_Given instruction_
Your task is to transcribe all of the data below exactly, omitting the images.

* START Task input *

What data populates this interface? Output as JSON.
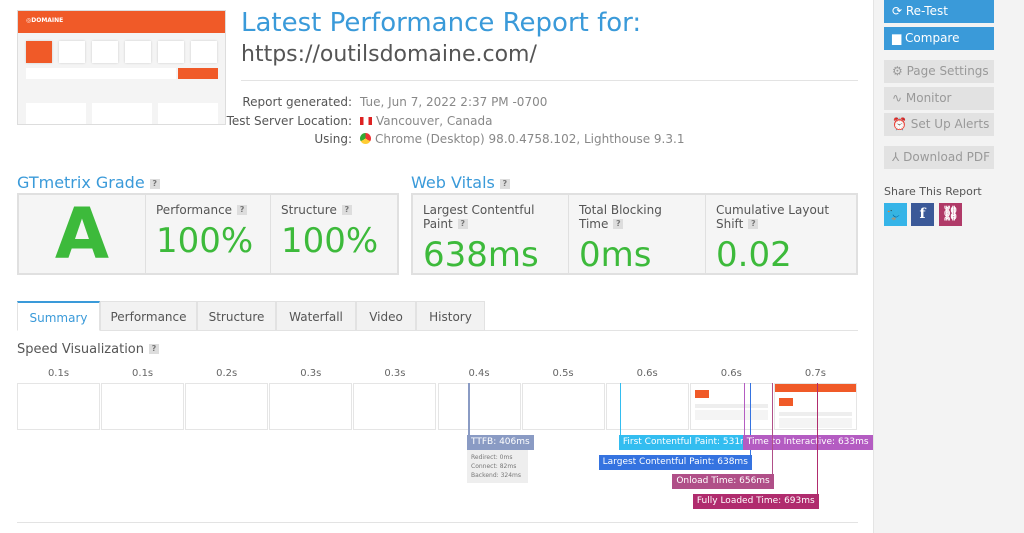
{
  "report": {
    "title": "Latest Performance Report for:",
    "url": "https://outilsdomaine.com/",
    "thumbnail": {
      "logo": "DOMAINE"
    },
    "info": [
      {
        "label": "Report generated:",
        "value": "Tue, Jun 7, 2022 2:37 PM -0700",
        "icon": ""
      },
      {
        "label": "Test Server Location:",
        "value": "Vancouver, Canada",
        "icon": "canada-flag-icon"
      },
      {
        "label": "Using:",
        "value": "Chrome (Desktop) 98.0.4758.102, Lighthouse 9.3.1",
        "icon": "chrome-icon"
      }
    ]
  },
  "grade": {
    "heading": "GTmetrix Grade",
    "help": "?",
    "letter": "A",
    "performance_label": "Performance",
    "performance": "100%",
    "structure_label": "Structure",
    "structure": "100%"
  },
  "vitals": {
    "heading": "Web Vitals",
    "help": "?",
    "lcp_label": "Largest Contentful Paint",
    "lcp": "638ms",
    "tbt_label": "Total Blocking Time",
    "tbt": "0ms",
    "cls_label": "Cumulative Layout Shift",
    "cls": "0.02"
  },
  "tabs": [
    "Summary",
    "Performance",
    "Structure",
    "Waterfall",
    "Video",
    "History"
  ],
  "speed": {
    "heading": "Speed Visualization",
    "help": "?",
    "frames": [
      "0.1s",
      "0.1s",
      "0.2s",
      "0.3s",
      "0.3s",
      "0.4s",
      "0.5s",
      "0.6s",
      "0.6s",
      "0.7s"
    ],
    "markers": [
      {
        "label": "TTFB: 406ms",
        "ms": 406,
        "color": "#8a9bc4"
      },
      {
        "label": "First Contentful Paint: 531ms",
        "ms": 531,
        "color": "#33bdf0"
      },
      {
        "label": "Largest Contentful Paint: 638ms",
        "ms": 638,
        "color": "#3573e0"
      },
      {
        "label": "Time to Interactive: 633ms",
        "ms": 633,
        "color": "#b45cc2"
      },
      {
        "label": "Onload Time: 656ms",
        "ms": 656,
        "color": "#b04f88"
      },
      {
        "label": "Fully Loaded Time: 693ms",
        "ms": 693,
        "color": "#b02c6e"
      }
    ],
    "ttfb_details": [
      "Redirect: 0ms",
      "Connect: 82ms",
      "Backend: 324ms"
    ]
  },
  "sidebar": {
    "retest": "Re-Test",
    "compare": "Compare",
    "page_settings": "Page Settings",
    "monitor": "Monitor",
    "alerts": "Set Up Alerts",
    "pdf": "Download PDF",
    "share_heading": "Share This Report"
  },
  "colors": {
    "accent": "#3a9ad9",
    "grade": "#3dba3b",
    "brand": "#f05a28",
    "twitter": "#35b4e8",
    "facebook": "#3b5998",
    "link": "#b03a68"
  }
}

* END Task input *

_Task output_
What data populates this interface? Output as JSON.
{
  "report": {
    "title": "Latest Performance Report for:",
    "url": "https://outilsdomaine.com/",
    "thumbnail": {
      "logo": "DOMAINE"
    },
    "info": [
      {
        "label": "Report generated:",
        "value": "Tue, Jun 7, 2022 2:37 PM -0700",
        "icon": ""
      },
      {
        "label": "Test Server Location:",
        "value": "Vancouver, Canada",
        "icon": "canada-flag-icon"
      },
      {
        "label": "Using:",
        "value": "Chrome (Desktop) 98.0.4758.102, Lighthouse 9.3.1",
        "icon": "chrome-icon"
      }
    ]
  },
  "grade": {
    "heading": "GTmetrix Grade",
    "help": "?",
    "letter": "A",
    "performance_label": "Performance",
    "performance": "100%",
    "structure_label": "Structure",
    "structure": "100%"
  },
  "vitals": {
    "heading": "Web Vitals",
    "help": "?",
    "lcp_label": "Largest Contentful Paint",
    "lcp": "638ms",
    "tbt_label": "Total Blocking Time",
    "tbt": "0ms",
    "cls_label": "Cumulative Layout Shift",
    "cls": "0.02"
  },
  "tabs": [
    "Summary",
    "Performance",
    "Structure",
    "Waterfall",
    "Video",
    "History"
  ],
  "speed": {
    "heading": "Speed Visualization",
    "help": "?",
    "frames": [
      "0.1s",
      "0.1s",
      "0.2s",
      "0.3s",
      "0.3s",
      "0.4s",
      "0.5s",
      "0.6s",
      "0.6s",
      "0.7s"
    ],
    "markers": [
      {
        "label": "TTFB: 406ms",
        "ms": 406,
        "color": "#8a9bc4"
      },
      {
        "label": "First Contentful Paint: 531ms",
        "ms": 531,
        "color": "#33bdf0"
      },
      {
        "label": "Largest Contentful Paint: 638ms",
        "ms": 638,
        "color": "#3573e0"
      },
      {
        "label": "Time to Interactive: 633ms",
        "ms": 633,
        "color": "#b45cc2"
      },
      {
        "label": "Onload Time: 656ms",
        "ms": 656,
        "color": "#b04f88"
      },
      {
        "label": "Fully Loaded Time: 693ms",
        "ms": 693,
        "color": "#b02c6e"
      }
    ],
    "ttfb_details": [
      "Redirect: 0ms",
      "Connect: 82ms",
      "Backend: 324ms"
    ]
  },
  "sidebar": {
    "retest": "Re-Test",
    "compare": "Compare",
    "page_settings": "Page Settings",
    "monitor": "Monitor",
    "alerts": "Set Up Alerts",
    "pdf": "Download PDF",
    "share_heading": "Share This Report"
  },
  "colors": {
    "accent": "#3a9ad9",
    "grade": "#3dba3b",
    "brand": "#f05a28",
    "twitter": "#35b4e8",
    "facebook": "#3b5998",
    "link": "#b03a68"
  }
}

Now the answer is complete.